DOCUMENT TEXT:
:::::

EVC: TOWARDS REAL-TIME NEURAL IMAGE COM-PRESSION WITH MASK DECAY

Abstract

Neural image compression has surpassed state-of-the-art traditional codecs (H.266/VVC) for rate-distortion (RD) performance, but suffers from large complexity and separate models for different rate-distortion trade-offs. In this paper, we propose an Efficient single-model Variable-bit-rate Codec (EVC), which is able to run at 30 FPS with 768x512 input images and still outperforms VVC for the RD performance. By further reducing both encoder and decoder complexities, our small model even achieves 30 FPS with 1920x1080 input images. To bridge the performance gap between our different capacities models, we meticulously design the mask decay, which transforms the large model's parameters into the small model automatically. And a novel sparsity regularization loss is proposed to mitigate shortcomings of L p regularization. Our algorithm significantly narrows the performance gap by 50% and 30% for our medium and small models, respectively. At last, we advocate the scalable encoder for neural image compression. The encoding complexity is dynamic to meet different latency requirements. We propose decaying the large encoder multiple times to reduce the residual representation progressively. Both mask decay and residual representation learning greatly improve the RD performance of our scalable encoder. Our code is at https://github.com/microsoft/DCVC.

:::::

TASK TO CARRY OUT:
Reproduce the paper abstract above word for word, including its title.

SUPPLIED INFORMATION:
:::::

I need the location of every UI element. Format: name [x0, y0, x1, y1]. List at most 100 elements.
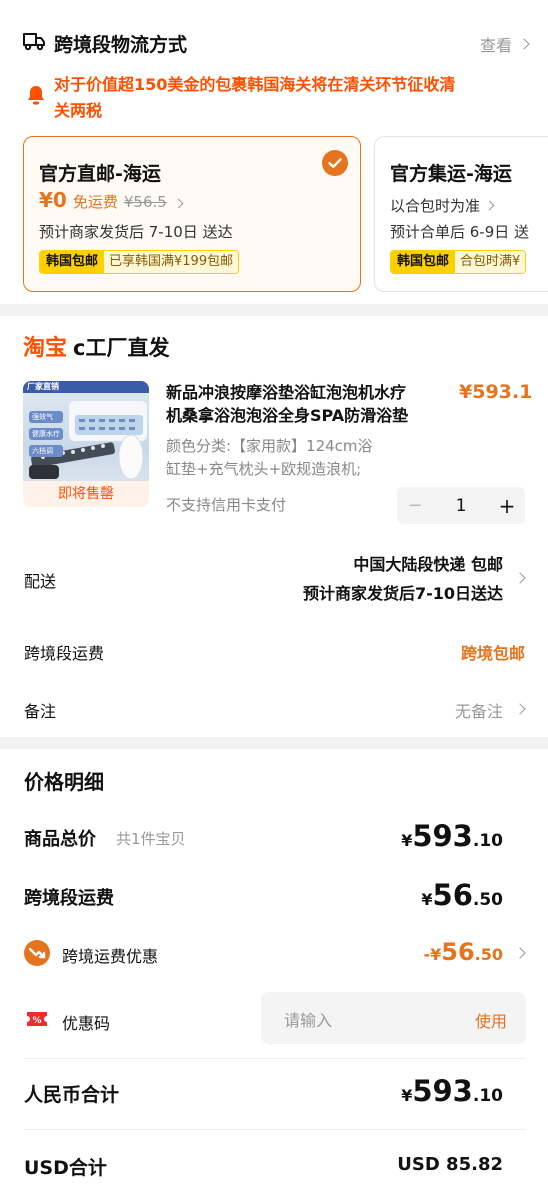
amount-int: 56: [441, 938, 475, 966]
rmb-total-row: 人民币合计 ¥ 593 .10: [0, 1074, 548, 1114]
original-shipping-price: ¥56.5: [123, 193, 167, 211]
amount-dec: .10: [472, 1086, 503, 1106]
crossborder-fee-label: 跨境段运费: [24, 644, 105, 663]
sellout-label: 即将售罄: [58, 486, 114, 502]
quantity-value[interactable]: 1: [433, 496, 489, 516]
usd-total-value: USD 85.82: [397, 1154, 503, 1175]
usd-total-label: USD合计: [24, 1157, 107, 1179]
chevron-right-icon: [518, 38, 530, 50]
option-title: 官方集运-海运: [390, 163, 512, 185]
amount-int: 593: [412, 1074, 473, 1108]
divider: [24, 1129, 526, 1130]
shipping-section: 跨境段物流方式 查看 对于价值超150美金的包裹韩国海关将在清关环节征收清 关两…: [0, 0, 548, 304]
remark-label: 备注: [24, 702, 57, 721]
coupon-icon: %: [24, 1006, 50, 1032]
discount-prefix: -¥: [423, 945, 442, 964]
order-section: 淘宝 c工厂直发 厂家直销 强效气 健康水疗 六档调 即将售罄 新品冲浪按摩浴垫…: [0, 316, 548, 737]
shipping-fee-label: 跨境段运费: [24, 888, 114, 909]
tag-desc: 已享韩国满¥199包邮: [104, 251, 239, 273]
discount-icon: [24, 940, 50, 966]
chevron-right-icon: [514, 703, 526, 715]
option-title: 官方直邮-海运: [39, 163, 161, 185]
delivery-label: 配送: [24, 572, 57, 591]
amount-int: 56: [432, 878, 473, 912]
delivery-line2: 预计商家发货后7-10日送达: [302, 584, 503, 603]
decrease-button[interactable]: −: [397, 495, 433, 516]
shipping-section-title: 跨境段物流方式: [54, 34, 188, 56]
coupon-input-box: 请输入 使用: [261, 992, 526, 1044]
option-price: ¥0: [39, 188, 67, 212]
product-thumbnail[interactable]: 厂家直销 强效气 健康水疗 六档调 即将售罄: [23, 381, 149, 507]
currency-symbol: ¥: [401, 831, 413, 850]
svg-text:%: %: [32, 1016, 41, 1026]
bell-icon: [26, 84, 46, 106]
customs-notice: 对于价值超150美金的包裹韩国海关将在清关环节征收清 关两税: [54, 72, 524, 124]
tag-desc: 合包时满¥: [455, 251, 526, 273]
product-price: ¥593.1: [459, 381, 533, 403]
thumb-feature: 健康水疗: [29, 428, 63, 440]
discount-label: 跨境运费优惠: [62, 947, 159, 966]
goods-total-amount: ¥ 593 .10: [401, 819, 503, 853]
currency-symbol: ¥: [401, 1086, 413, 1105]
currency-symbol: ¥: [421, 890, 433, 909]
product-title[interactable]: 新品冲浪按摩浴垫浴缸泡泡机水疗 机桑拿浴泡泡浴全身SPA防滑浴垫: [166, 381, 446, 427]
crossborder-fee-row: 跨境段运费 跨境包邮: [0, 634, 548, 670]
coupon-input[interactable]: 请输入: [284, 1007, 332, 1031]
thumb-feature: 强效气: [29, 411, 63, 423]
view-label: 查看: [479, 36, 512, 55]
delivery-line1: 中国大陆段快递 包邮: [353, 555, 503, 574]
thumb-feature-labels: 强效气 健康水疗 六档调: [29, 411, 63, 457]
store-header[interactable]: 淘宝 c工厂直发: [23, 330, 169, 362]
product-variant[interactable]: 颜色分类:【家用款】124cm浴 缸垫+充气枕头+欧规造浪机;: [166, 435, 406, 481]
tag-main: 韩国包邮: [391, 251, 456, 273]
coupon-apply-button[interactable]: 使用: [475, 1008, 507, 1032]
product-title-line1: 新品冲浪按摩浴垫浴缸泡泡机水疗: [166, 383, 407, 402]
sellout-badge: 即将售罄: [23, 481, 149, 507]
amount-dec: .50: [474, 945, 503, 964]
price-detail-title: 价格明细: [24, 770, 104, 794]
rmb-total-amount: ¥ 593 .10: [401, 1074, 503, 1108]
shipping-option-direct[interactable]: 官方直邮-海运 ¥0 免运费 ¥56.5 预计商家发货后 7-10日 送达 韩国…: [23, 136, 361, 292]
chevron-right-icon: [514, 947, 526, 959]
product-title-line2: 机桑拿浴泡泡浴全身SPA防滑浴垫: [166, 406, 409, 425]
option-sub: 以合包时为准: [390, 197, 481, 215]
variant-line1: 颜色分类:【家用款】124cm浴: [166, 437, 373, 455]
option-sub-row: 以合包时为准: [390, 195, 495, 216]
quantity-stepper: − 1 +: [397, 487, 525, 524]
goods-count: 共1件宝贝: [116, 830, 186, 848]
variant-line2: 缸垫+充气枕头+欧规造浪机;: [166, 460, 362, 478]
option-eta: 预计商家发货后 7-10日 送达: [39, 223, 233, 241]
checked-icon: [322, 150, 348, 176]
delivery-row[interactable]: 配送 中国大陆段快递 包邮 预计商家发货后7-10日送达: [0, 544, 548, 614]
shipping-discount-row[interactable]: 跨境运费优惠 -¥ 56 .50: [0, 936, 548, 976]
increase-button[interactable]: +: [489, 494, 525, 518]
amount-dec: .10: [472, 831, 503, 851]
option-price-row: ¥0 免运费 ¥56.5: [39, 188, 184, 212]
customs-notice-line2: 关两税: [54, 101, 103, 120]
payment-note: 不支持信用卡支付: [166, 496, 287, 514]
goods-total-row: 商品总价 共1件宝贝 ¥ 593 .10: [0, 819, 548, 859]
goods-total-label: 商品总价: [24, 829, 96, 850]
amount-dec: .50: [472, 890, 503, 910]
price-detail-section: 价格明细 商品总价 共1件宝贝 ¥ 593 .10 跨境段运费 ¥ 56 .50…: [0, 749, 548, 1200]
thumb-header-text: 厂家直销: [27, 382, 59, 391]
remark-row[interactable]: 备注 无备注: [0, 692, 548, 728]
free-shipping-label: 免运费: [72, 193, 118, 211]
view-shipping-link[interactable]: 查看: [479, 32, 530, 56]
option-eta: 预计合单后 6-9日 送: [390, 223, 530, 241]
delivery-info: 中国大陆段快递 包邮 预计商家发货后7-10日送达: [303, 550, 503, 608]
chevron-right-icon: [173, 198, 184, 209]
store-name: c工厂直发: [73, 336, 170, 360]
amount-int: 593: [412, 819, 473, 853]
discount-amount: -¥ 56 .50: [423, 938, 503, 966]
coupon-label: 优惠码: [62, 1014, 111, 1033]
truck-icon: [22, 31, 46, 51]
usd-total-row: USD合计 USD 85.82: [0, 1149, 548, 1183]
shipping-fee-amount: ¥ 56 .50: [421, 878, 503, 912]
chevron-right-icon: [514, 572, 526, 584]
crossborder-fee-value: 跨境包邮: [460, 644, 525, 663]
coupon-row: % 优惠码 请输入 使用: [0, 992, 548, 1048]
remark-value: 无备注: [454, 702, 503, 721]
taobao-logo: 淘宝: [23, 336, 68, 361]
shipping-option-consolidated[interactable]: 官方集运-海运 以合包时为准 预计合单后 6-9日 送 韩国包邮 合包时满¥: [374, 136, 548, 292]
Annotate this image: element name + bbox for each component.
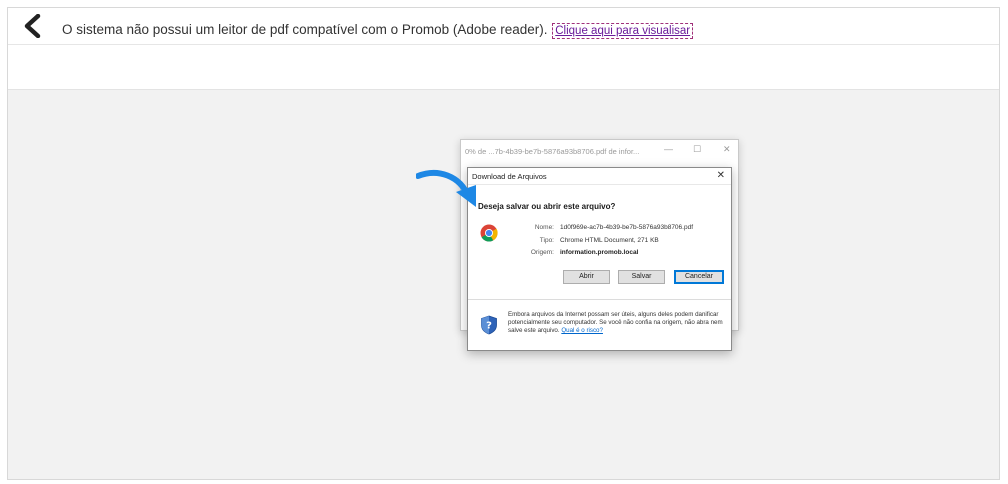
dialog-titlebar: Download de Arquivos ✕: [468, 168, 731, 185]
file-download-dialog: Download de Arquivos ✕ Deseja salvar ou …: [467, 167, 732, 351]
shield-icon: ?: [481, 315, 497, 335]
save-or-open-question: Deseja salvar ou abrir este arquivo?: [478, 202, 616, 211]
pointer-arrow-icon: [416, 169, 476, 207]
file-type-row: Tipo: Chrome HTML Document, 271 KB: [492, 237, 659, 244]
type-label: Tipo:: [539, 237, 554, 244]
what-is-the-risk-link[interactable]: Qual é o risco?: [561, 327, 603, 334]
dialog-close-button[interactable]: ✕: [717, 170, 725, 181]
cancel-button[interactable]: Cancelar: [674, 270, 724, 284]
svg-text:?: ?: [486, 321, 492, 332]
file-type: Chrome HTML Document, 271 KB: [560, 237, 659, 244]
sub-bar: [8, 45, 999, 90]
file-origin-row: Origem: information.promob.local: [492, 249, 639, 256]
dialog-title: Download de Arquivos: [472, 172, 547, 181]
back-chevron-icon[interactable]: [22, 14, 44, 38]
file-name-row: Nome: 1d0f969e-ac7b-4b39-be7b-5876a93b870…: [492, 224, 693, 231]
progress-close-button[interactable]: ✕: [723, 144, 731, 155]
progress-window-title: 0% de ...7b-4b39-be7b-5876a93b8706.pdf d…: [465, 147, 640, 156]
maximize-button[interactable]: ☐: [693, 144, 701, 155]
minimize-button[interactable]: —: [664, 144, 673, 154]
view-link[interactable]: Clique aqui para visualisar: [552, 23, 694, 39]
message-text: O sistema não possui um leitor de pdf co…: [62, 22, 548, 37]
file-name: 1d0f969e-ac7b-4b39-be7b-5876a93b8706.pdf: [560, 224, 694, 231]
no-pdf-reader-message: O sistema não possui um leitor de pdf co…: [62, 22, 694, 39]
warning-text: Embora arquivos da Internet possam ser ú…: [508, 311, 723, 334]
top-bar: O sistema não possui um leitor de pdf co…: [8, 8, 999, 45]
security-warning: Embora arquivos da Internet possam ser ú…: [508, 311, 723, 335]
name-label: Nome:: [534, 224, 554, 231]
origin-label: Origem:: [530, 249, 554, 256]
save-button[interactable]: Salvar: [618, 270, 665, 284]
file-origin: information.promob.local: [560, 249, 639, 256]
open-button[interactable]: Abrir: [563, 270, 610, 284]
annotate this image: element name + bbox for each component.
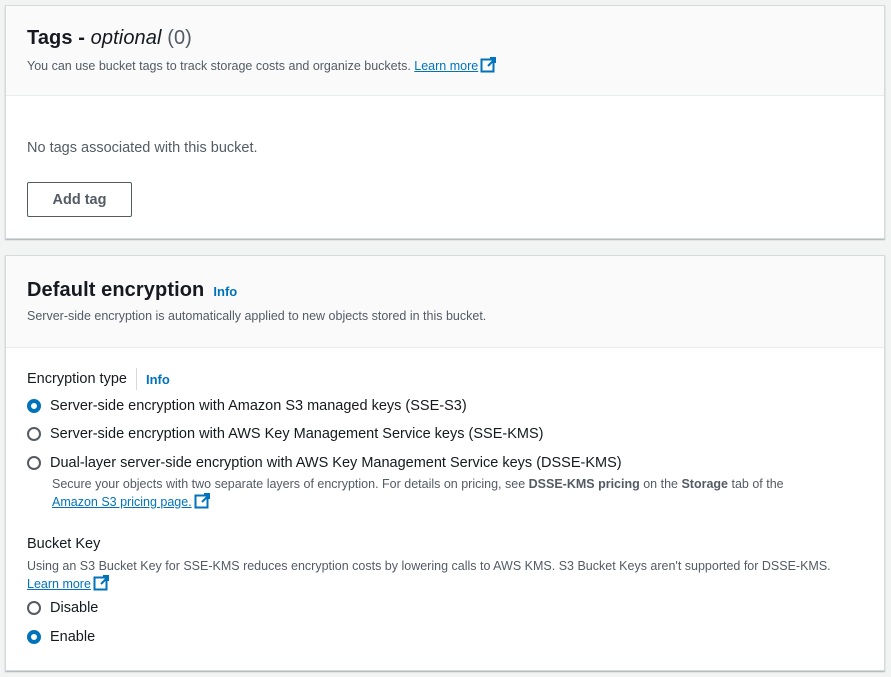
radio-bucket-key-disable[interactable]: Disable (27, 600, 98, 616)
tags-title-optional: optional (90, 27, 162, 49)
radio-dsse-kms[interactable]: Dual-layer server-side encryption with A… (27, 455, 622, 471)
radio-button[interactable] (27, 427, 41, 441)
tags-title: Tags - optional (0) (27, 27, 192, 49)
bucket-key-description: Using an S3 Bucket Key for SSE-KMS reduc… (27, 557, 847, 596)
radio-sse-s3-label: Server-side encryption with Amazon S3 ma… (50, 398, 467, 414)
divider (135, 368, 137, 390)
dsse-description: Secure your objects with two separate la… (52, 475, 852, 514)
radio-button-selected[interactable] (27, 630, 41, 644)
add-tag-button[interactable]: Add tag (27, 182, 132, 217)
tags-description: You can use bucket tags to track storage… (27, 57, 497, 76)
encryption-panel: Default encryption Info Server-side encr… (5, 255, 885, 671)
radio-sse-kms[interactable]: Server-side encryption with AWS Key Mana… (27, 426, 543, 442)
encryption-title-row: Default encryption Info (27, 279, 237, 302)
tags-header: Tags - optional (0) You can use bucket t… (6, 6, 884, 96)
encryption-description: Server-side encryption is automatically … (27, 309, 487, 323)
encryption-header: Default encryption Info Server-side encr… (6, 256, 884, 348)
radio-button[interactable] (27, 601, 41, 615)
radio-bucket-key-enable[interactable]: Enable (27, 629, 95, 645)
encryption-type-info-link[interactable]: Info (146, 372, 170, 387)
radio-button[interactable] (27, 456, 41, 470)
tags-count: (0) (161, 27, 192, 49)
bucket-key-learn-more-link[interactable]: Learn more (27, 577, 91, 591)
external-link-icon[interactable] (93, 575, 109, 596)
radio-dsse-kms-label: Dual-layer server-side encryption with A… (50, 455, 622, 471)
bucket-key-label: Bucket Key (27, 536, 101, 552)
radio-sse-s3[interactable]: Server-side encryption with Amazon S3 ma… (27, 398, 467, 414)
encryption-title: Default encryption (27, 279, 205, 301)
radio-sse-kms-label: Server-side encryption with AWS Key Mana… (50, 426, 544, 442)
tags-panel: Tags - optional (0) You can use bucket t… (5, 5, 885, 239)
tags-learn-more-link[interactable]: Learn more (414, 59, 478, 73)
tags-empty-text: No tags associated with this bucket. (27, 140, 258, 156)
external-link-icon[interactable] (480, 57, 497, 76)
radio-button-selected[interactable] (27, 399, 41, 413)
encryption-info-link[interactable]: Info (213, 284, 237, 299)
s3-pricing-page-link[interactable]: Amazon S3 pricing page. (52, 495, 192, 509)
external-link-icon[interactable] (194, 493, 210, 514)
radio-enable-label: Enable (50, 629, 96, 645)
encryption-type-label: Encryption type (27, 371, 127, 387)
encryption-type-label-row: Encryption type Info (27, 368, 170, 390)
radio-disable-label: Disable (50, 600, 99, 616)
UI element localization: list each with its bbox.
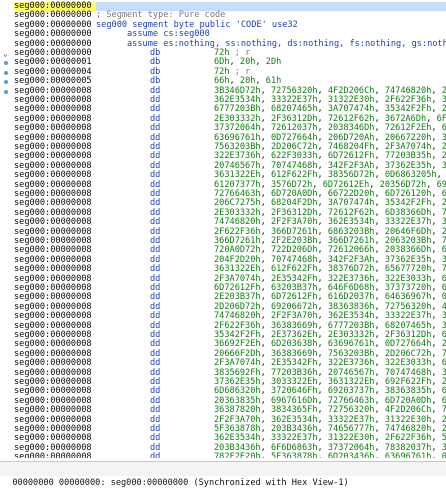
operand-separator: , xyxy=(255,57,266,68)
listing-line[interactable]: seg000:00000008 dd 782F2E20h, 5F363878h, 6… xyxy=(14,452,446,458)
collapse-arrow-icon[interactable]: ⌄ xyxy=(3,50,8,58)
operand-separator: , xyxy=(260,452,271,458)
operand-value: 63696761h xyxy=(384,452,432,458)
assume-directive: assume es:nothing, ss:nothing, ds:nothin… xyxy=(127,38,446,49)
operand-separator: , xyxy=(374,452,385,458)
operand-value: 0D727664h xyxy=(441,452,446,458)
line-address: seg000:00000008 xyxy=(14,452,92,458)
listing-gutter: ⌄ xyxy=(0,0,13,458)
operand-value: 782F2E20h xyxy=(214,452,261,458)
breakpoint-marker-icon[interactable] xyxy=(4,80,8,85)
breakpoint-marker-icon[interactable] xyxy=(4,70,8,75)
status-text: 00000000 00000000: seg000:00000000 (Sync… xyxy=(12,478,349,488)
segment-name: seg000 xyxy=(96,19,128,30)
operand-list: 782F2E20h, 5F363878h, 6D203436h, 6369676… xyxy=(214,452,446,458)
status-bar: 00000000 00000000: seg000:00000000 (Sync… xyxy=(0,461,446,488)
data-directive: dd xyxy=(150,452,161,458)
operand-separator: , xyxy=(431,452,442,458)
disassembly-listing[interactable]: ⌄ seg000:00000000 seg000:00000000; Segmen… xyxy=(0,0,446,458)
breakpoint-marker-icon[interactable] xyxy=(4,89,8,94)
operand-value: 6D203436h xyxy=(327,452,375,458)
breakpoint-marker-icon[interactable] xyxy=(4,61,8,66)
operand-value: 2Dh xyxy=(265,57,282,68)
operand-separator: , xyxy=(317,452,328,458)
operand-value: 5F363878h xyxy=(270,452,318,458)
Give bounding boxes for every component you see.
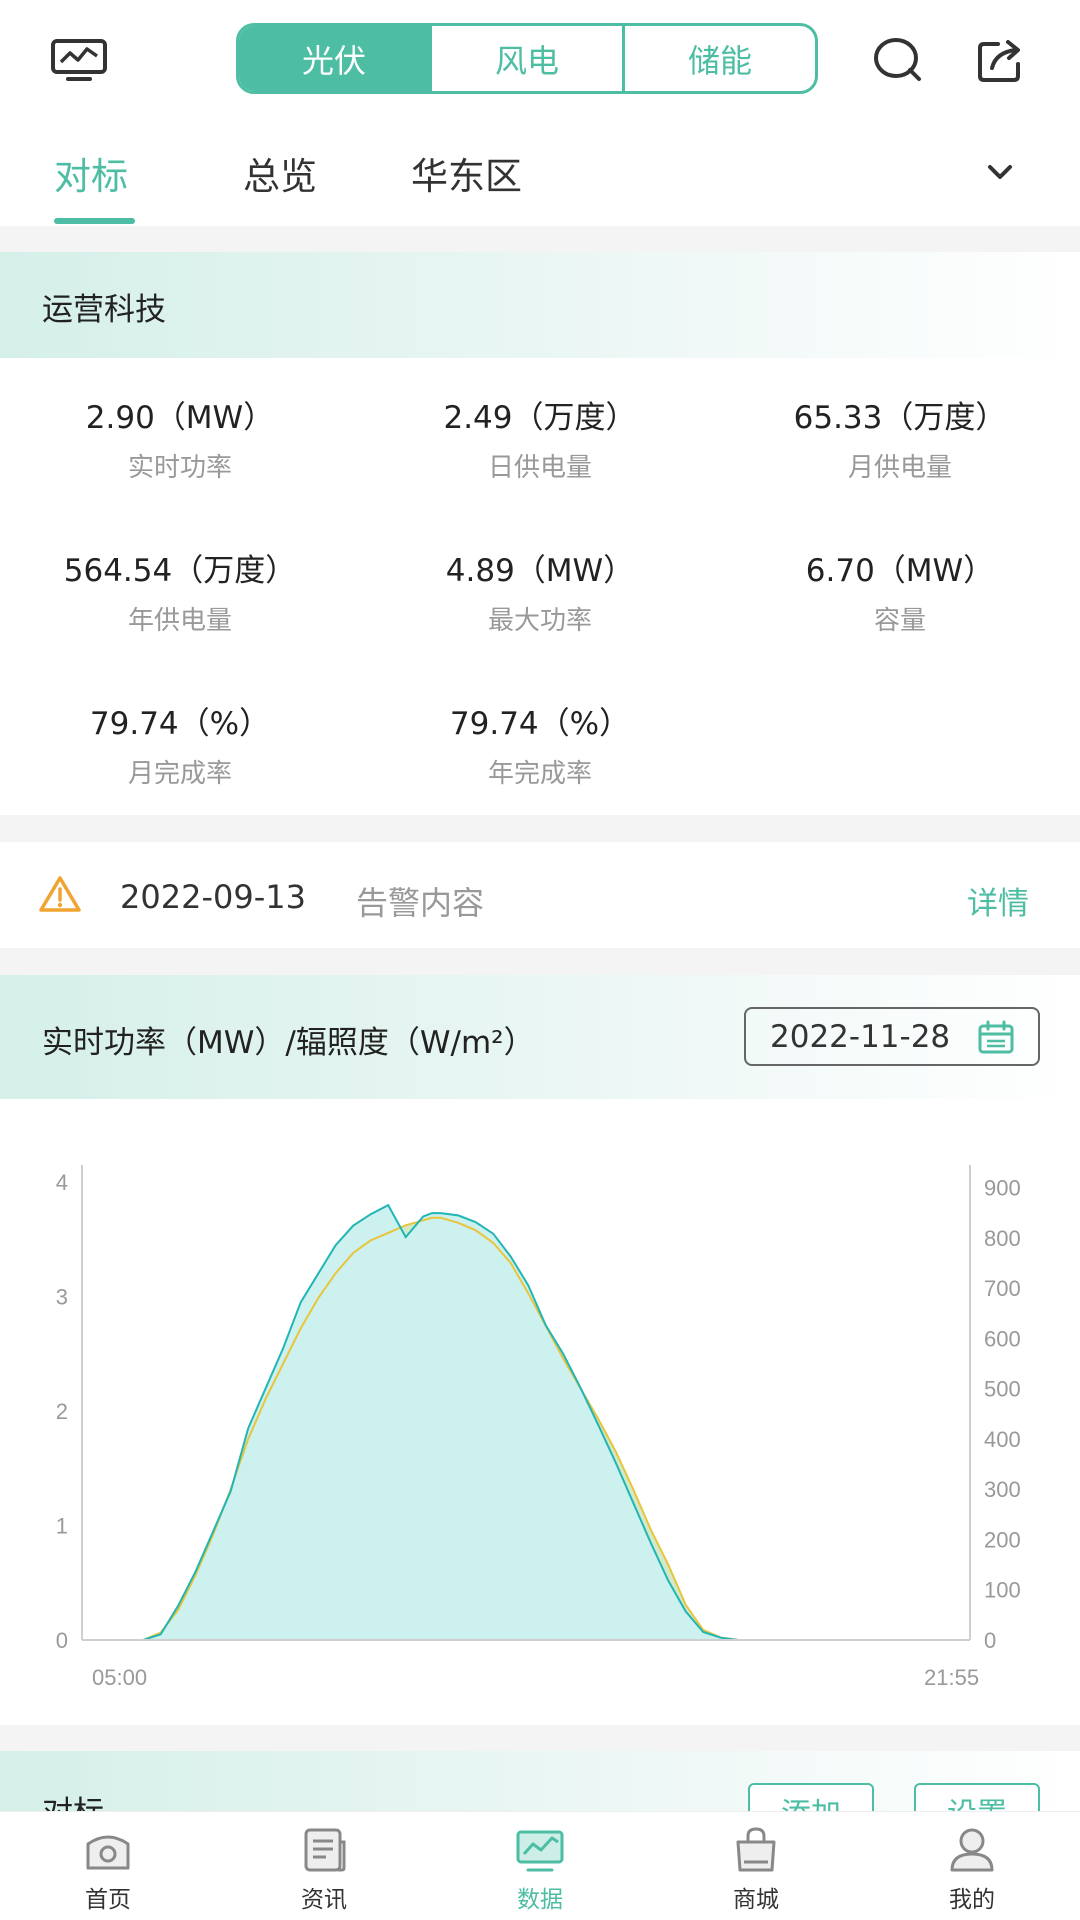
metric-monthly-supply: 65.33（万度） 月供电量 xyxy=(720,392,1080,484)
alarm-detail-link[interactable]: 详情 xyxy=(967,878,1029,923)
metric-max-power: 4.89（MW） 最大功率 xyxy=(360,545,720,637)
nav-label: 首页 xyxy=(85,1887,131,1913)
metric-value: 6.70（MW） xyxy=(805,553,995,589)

:::::

RESPONSE TO THE EXERCISE:
EVC: TOWARDS REAL-TIME NEURAL IMAGE COM-PRESSION WITH MASK DECAY

Abstract

Neural image compression has surpassed state-of-the-art traditional codecs (H.266/VVC) for rate-distortion (RD) performance, but suffers from large complexity and separate models for different rate-distortion trade-offs. In this paper, we propose an Efficient single-model Variable-bit-rate Codec (EVC), which is able to run at 30 FPS with 768x512 input images and still outperforms VVC for the RD performance. By further reducing both encoder and decoder complexities, our small model even achieves 30 FPS with 1920x1080 input images. To bridge the performance gap between our different capacities models, we meticulously design the mask decay, which transforms the large model's parameters into the small model automatically. And a novel sparsity regularization loss is proposed to mitigate shortcomings of L p regularization. Our algorithm significantly narrows the performance gap by 50% and 30% for our medium and small models, respectively. At last, we advocate the scalable encoder for neural image compression. The encoding complexity is dynamic to meet different latency requirements. We propose decaying the large encoder multiple times to reduce the residual representation progressively. Both mask decay and residual representation learning greatly improve the RD performance of our scalable encoder. Our code is at https://github.com/microsoft/DCVC.